== Records shown ==
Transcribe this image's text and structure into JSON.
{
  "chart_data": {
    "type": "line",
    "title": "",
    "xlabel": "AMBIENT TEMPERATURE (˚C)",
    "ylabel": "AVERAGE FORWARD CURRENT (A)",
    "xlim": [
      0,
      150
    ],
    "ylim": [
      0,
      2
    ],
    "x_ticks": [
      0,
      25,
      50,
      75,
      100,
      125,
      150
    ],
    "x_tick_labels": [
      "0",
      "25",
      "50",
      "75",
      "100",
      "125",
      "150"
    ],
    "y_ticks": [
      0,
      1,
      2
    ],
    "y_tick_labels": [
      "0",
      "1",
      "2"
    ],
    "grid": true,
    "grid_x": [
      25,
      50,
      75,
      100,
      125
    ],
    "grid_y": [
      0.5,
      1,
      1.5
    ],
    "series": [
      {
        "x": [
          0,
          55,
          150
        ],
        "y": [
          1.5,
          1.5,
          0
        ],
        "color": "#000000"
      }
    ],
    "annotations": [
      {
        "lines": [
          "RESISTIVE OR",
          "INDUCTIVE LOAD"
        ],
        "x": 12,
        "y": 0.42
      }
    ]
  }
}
===
(Objective): Every line above needs to be retyped exactly.

(Correct output):
Transcribe this image's text and structure into JSON.
{
  "chart_data": {
    "type": "line",
    "title": "",
    "xlabel": "AMBIENT TEMPERATURE (˚C)",
    "ylabel": "AVERAGE FORWARD CURRENT (A)",
    "xlim": [
      0,
      150
    ],
    "ylim": [
      0,
      2
    ],
    "x_ticks": [
      0,
      25,
      50,
      75,
      100,
      125,
      150
    ],
    "x_tick_labels": [
      "0",
      "25",
      "50",
      "75",
      "100",
      "125",
      "150"
    ],
    "y_ticks": [
      0,
      1,
      2
    ],
    "y_tick_labels": [
      "0",
      "1",
      "2"
    ],
    "grid": true,
    "grid_x": [
      25,
      50,
      75,
      100,
      125
    ],
    "grid_y": [
      0.5,
      1,
      1.5
    ],
    "series": [
      {
        "x": [
          0,
          55,
          150
        ],
        "y": [
          1.5,
          1.5,
          0
        ],
        "color": "#000000"
      }
    ],
    "annotations": [
      {
        "lines": [
          "RESISTIVE OR",
          "INDUCTIVE LOAD"
        ],
        "x": 12,
        "y": 0.42
      }
    ]
  }
}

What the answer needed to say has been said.